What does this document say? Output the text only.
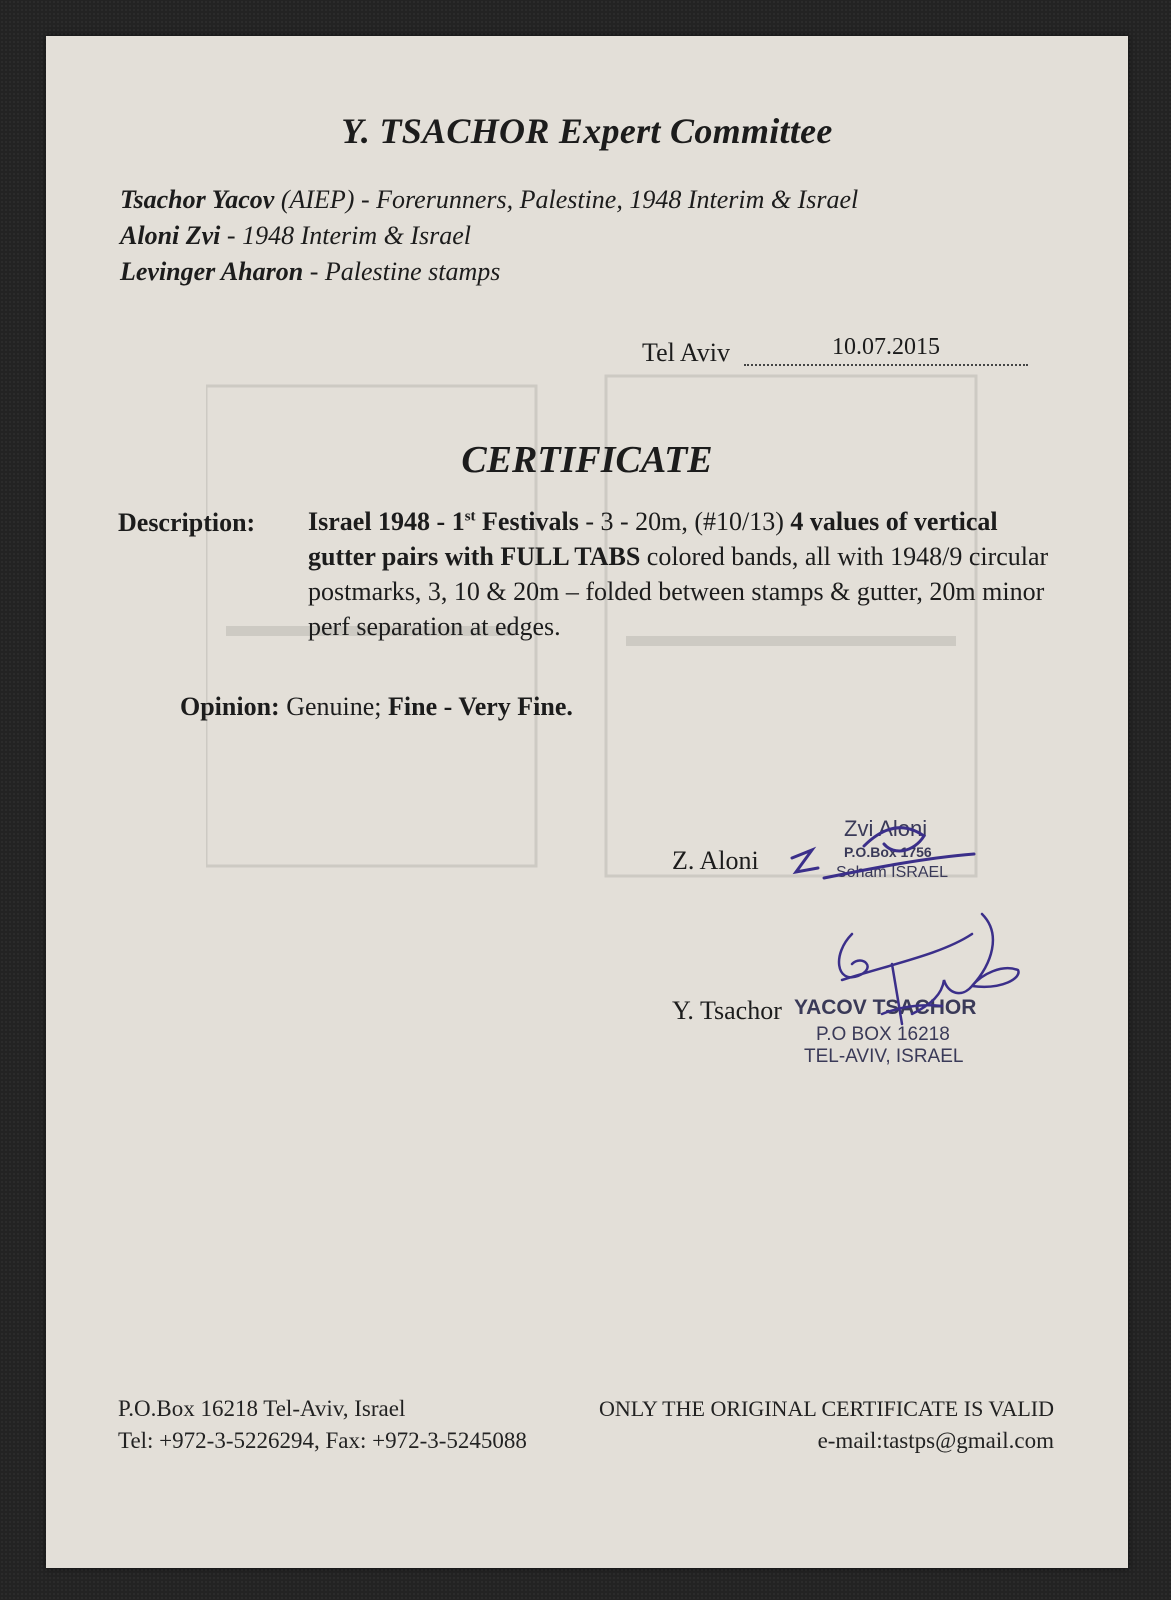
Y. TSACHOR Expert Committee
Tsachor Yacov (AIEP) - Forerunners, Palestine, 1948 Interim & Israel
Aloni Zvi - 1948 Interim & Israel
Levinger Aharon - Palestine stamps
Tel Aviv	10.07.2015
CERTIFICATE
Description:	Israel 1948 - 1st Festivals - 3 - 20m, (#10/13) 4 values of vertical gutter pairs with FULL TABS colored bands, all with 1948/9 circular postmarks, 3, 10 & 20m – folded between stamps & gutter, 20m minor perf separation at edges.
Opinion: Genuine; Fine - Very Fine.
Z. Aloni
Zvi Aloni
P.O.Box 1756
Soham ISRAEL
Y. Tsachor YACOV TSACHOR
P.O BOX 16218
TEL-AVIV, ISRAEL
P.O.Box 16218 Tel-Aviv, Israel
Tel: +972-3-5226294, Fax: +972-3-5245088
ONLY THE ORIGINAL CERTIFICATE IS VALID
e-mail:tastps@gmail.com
---------------
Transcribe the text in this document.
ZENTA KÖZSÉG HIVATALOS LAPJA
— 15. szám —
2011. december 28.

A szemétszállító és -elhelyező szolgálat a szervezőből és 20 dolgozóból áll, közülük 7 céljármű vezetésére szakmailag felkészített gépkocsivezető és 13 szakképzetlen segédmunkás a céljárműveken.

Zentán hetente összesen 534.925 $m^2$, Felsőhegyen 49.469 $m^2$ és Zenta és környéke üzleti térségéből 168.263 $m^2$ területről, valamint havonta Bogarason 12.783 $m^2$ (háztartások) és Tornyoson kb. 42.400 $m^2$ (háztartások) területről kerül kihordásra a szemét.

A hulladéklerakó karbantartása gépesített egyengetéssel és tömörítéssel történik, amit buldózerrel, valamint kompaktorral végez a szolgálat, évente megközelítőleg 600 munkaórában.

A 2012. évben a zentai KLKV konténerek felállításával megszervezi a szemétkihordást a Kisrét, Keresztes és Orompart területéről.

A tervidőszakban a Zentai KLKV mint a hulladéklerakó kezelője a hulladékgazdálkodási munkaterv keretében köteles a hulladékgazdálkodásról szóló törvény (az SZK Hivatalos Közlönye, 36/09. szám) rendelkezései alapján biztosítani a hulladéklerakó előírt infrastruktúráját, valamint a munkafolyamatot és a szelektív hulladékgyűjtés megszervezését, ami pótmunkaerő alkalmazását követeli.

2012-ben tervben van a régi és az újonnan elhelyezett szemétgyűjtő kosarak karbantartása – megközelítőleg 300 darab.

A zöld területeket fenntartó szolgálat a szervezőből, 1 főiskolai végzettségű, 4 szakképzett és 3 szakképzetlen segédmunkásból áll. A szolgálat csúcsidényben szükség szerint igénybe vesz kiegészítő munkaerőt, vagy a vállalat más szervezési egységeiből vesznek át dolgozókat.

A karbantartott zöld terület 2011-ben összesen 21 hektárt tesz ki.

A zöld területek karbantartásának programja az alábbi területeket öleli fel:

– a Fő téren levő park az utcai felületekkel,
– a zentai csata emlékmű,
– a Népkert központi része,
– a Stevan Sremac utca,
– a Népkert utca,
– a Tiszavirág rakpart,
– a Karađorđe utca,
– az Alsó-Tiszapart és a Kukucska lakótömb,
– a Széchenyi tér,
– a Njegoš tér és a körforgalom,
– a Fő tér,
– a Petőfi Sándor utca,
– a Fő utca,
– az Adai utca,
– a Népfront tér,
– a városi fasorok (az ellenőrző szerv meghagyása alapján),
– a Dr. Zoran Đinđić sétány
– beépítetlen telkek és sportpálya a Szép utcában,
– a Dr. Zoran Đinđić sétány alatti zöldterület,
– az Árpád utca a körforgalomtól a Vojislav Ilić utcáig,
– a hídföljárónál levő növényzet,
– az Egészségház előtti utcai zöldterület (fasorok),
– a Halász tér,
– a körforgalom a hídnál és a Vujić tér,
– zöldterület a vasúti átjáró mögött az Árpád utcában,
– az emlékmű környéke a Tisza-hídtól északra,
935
---------------
**What to produce**
Among the entries above, identify all lines with "karbantartása" and copy them.

**The result**
A hulladéklerakó karbantartása gépesített egyengetéssel és tömörítéssel történik, amit buldózerrel, valamint kompaktorral végez a szolgálat, évente megközelítőleg 600 munkaórában.
2012-ben tervben van a régi és az újonnan elhelyezett szemétgyűjtő kosarak karbantartása – megközelítőleg 300 darab.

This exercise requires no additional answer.